**EXERCISE DIRECTIONS**:
Give every line from the entries that contains "structured".

**INFORMATION SHOWN**:
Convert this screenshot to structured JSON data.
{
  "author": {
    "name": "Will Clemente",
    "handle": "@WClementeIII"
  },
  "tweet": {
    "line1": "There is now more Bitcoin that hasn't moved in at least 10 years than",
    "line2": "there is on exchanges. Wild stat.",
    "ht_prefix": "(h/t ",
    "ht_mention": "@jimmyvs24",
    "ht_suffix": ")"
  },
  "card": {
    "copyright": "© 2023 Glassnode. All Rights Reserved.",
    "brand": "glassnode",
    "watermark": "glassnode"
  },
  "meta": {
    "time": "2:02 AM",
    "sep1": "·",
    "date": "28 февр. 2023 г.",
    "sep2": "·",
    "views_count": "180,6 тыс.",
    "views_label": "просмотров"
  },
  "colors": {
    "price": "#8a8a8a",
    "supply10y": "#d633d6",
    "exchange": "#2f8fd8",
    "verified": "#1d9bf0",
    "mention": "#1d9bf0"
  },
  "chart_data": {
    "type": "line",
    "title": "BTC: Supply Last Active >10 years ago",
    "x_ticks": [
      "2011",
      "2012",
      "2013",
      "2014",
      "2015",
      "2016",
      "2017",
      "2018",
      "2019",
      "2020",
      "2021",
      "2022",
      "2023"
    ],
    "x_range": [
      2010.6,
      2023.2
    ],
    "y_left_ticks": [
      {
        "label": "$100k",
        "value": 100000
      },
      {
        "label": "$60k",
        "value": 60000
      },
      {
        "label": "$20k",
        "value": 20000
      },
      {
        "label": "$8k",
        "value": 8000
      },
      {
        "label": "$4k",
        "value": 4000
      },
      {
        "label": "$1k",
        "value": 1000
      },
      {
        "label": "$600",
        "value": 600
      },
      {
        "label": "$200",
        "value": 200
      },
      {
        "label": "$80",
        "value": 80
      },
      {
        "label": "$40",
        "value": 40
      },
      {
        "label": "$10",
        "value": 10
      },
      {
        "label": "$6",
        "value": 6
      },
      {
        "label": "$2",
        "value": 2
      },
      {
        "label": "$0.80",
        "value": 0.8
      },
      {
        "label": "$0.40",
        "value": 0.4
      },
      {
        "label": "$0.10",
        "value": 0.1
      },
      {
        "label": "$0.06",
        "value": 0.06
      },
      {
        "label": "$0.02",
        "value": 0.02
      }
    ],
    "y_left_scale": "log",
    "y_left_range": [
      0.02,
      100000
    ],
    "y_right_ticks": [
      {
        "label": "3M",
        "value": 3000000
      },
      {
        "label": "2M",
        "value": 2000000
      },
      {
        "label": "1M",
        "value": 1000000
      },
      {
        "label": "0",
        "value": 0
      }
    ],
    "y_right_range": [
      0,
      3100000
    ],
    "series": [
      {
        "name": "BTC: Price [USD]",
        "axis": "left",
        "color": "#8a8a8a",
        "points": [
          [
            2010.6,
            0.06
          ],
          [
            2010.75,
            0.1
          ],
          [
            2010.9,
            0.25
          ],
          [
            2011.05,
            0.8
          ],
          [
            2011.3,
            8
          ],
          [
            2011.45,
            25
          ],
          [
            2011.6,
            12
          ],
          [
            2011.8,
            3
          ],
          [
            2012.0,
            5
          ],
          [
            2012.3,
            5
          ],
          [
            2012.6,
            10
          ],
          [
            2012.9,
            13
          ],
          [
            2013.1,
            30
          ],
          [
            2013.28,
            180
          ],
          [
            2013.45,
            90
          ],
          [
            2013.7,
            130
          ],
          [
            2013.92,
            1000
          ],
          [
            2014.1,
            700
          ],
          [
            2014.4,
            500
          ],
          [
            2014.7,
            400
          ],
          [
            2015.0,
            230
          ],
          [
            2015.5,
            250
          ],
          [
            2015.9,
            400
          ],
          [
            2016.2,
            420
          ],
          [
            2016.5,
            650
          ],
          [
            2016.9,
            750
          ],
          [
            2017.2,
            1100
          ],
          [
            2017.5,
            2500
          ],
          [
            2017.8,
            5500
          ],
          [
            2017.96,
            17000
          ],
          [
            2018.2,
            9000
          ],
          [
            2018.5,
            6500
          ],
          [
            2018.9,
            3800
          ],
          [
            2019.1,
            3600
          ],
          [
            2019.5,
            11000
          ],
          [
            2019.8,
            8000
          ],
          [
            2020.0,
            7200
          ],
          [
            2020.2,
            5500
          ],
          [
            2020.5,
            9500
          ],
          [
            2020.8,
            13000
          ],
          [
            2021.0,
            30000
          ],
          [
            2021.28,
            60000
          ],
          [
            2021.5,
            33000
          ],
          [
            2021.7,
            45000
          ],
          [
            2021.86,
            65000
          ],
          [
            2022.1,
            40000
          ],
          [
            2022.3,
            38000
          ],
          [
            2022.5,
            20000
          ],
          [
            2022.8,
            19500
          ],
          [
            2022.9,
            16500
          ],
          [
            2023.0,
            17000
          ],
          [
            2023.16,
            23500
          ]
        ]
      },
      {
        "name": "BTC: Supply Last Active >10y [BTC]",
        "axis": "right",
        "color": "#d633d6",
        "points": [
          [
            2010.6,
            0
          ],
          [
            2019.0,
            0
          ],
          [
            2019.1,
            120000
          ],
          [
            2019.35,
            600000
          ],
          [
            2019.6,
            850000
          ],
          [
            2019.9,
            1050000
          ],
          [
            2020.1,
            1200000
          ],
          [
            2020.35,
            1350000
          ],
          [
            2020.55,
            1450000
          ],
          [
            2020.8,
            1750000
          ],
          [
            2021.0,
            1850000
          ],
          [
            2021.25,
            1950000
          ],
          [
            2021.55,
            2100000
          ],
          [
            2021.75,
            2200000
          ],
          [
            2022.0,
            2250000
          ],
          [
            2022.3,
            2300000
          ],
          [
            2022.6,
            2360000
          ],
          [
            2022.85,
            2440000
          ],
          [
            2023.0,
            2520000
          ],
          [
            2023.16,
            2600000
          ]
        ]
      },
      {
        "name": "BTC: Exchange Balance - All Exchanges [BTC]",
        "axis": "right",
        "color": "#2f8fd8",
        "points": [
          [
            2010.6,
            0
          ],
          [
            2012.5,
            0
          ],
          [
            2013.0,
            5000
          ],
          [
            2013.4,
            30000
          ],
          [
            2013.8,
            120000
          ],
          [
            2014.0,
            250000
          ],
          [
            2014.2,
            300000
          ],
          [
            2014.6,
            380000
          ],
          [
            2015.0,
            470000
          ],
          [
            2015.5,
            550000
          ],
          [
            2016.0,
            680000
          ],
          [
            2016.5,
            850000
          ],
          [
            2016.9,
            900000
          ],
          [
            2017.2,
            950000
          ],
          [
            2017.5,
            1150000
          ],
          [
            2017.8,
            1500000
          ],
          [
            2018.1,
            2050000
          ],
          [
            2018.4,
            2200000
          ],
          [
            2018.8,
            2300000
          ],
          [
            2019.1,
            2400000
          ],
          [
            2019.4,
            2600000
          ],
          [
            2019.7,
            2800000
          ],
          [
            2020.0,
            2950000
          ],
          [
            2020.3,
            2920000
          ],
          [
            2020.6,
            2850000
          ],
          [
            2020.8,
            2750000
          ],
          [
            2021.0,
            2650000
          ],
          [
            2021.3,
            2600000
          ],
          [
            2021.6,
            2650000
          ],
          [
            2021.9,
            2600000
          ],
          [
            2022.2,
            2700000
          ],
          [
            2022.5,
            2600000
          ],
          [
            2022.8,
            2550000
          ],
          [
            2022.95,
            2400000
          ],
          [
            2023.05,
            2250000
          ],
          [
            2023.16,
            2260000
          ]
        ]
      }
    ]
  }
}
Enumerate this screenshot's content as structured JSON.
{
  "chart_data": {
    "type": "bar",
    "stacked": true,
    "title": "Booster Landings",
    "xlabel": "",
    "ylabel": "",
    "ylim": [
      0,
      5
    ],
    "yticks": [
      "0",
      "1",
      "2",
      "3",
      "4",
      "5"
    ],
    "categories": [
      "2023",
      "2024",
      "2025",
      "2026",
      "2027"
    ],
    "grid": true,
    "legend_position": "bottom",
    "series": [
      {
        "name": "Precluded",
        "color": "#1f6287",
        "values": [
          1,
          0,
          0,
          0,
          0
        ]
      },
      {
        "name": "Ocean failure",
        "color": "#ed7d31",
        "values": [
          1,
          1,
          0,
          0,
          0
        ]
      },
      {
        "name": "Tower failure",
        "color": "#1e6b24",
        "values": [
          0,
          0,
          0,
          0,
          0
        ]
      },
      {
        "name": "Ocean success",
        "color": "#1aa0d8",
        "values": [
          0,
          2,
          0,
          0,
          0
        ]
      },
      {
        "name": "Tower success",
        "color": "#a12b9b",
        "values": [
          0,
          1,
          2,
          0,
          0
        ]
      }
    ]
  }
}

**TASK RESULT**:
Convert this screenshot to structured JSON data.
Enumerate this screenshot's content as structured JSON.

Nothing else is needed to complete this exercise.